- _EXERCISE INSTRUCTIONS_:
Only lines holding the word "用户菜单" should be copied from the material.

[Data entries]
# # #

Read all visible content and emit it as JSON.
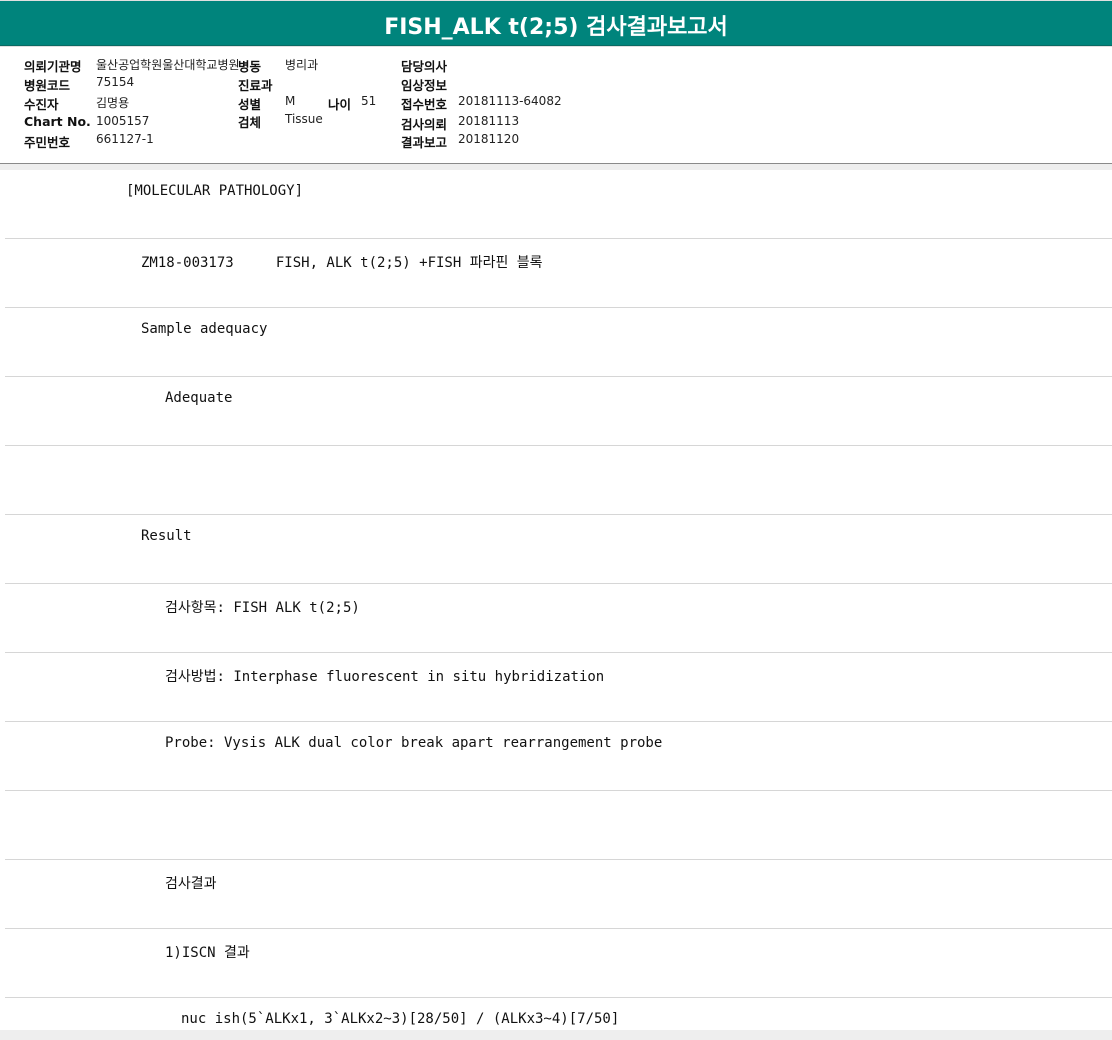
{
  "title": "FISH_ALK t(2;5) 검사결과보고서",
  "header": {
    "institution_label": "의뢰기관명",
    "institution_value": "울산공업학원울산대학교병원",
    "ward_label": "병동",
    "ward_value": "병리과",
    "doctor_label": "담당의사",
    "doctor_value": "",
    "hospital_code_label": "병원코드",
    "hospital_code_value": "75154",
    "department_label": "진료과",
    "department_value": "",
    "clinical_info_label": "임상정보",
    "clinical_info_value": "",
    "patient_label": "수진자",
    "patient_value": "김명용",
    "sex_label": "성별",
    "sex_value": "M",
    "age_label": "나이",
    "age_value": "51",
    "receipt_no_label": "접수번호",
    "receipt_no_value": "20181113-64082",
    "chart_no_label": "Chart No.",
    "chart_no_value": "1005157",
    "specimen_label": "검체",
    "specimen_value": "Tissue",
    "request_date_label": "검사의뢰",
    "request_date_value": "20181113",
    "id_no_label": "주민번호",
    "id_no_value": "661127-1",
    "report_date_label": "결과보고",
    "report_date_value": "20181120"
  },
  "report_lines": [
    "[MOLECULAR PATHOLOGY]",
    "ZM18-003173     FISH, ALK t(2;5) +FISH 파라핀 블록",
    "Sample adequacy",
    "Adequate",
    "",
    "Result",
    "검사항목: FISH ALK t(2;5)",
    "검사방법: Interphase fluorescent in situ hybridization",
    "Probe: Vysis ALK dual color break apart rearrangement probe",
    "",
    "검사결과",
    "1)ISCN 결과",
    "nuc ish(5`ALKx1, 3`ALKx2~3)[28/50] / (ALKx3~4)[7/50]"
  ]
}
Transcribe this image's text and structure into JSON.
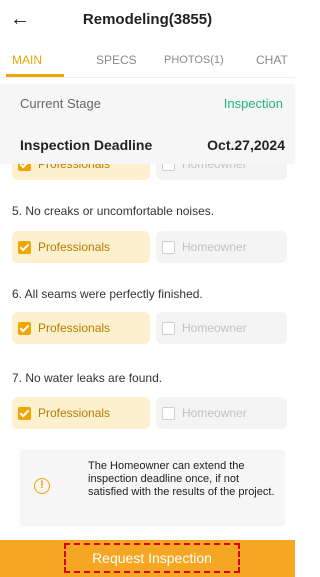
{
  "header": {
    "back_icon": "arrow-left-icon",
    "title": "Remodeling(3855)"
  },
  "tabs": [
    {
      "label": "MAIN",
      "active": true
    },
    {
      "label": "SPECS",
      "active": false
    },
    {
      "label": "PHOTOS(1)",
      "active": false
    },
    {
      "label": "CHAT",
      "active": false
    }
  ],
  "stage": {
    "label": "Current Stage",
    "value": "Inspection"
  },
  "deadline": {
    "label": "Inspection Deadline",
    "value": "Oct.27,2024"
  },
  "checklist": {
    "professionals_label": "Professionals",
    "homeowner_label": "Homeowner",
    "items": [
      {
        "text": "5. No creaks or uncomfortable noises."
      },
      {
        "text": "6. All seams were perfectly finished."
      },
      {
        "text": "7. No water leaks are found."
      }
    ]
  },
  "notice": {
    "icon": "info-circle-icon",
    "text": "The Homeowner can extend the inspection deadline once, if not satisfied with the results of the project."
  },
  "actions": {
    "request_label": "Request Inspection"
  },
  "colors": {
    "accent": "#f5a623",
    "stage": "#25b37a",
    "highlight": "#e00000"
  }
}
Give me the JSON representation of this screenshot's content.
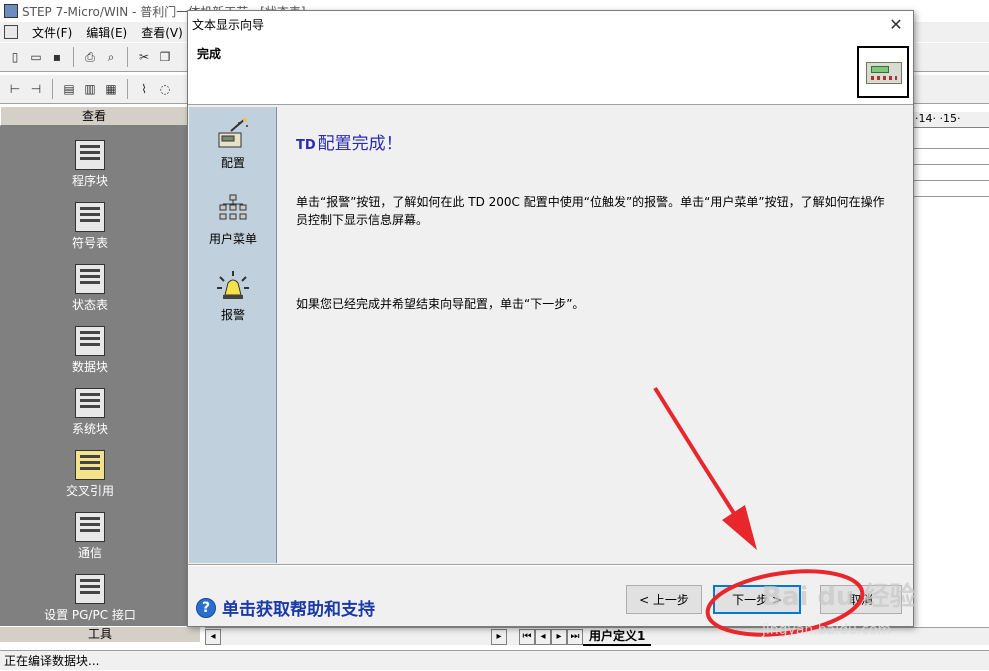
{
  "app": {
    "title": "STEP 7-Micro/WIN - 普利门一体机新工艺 - [状态表]"
  },
  "menubar": {
    "items": [
      "文件(F)",
      "编辑(E)",
      "查看(V)"
    ]
  },
  "nav": {
    "header": "查看",
    "items": [
      {
        "label": "程序块",
        "icon": "program-block-icon"
      },
      {
        "label": "符号表",
        "icon": "symbol-table-icon"
      },
      {
        "label": "状态表",
        "icon": "status-table-icon"
      },
      {
        "label": "数据块",
        "icon": "data-block-icon"
      },
      {
        "label": "系统块",
        "icon": "system-block-icon"
      },
      {
        "label": "交叉引用",
        "icon": "cross-reference-icon"
      },
      {
        "label": "通信",
        "icon": "communication-icon"
      },
      {
        "label": "设置 PG/PC 接口",
        "icon": "pg-pc-interface-icon"
      }
    ],
    "footer": "工具"
  },
  "editor": {
    "ruler_text": "·14· ·15·",
    "sheet_tab": "用户定义1"
  },
  "status_bar": {
    "text": "正在编译数据块..."
  },
  "dialog": {
    "title": "文本显示向导",
    "header_title": "完成",
    "sidebar": [
      {
        "label": "配置",
        "icon": "configure-wand-icon"
      },
      {
        "label": "用户菜单",
        "icon": "menu-tree-icon"
      },
      {
        "label": "报警",
        "icon": "alarm-light-icon"
      }
    ],
    "content": {
      "title_prefix": "TD",
      "title": "配置完成！",
      "para1": "单击“报警”按钮，了解如何在此 TD 200C 配置中使用“位触发”的报警。单击“用户菜单”按钮，了解如何在操作员控制下显示信息屏幕。",
      "para2": "如果您已经完成并希望结束向导配置，单击“下一步”。"
    },
    "help_link": "单击获取帮助和支持",
    "buttons": {
      "prev": "< 上一步",
      "next": "下一步 >",
      "cancel": "取消"
    }
  },
  "watermark": {
    "brand": "Bai du 经验",
    "url": "jingyan.baidu.com"
  },
  "colors": {
    "annotation_red": "#e8262b",
    "title_blue": "#2a2ab8",
    "sidebar_bg": "#c0d0dc"
  }
}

# # #

- _FULL RESPONSE_:
        "label": "用户菜单",
      "para1": "单击“报警”按钮，了解如何在此 TD 200C 配置中使用“位触发”的报警。单击“用户菜单”按钮，了解如何在操作员控制下显示信息屏幕。",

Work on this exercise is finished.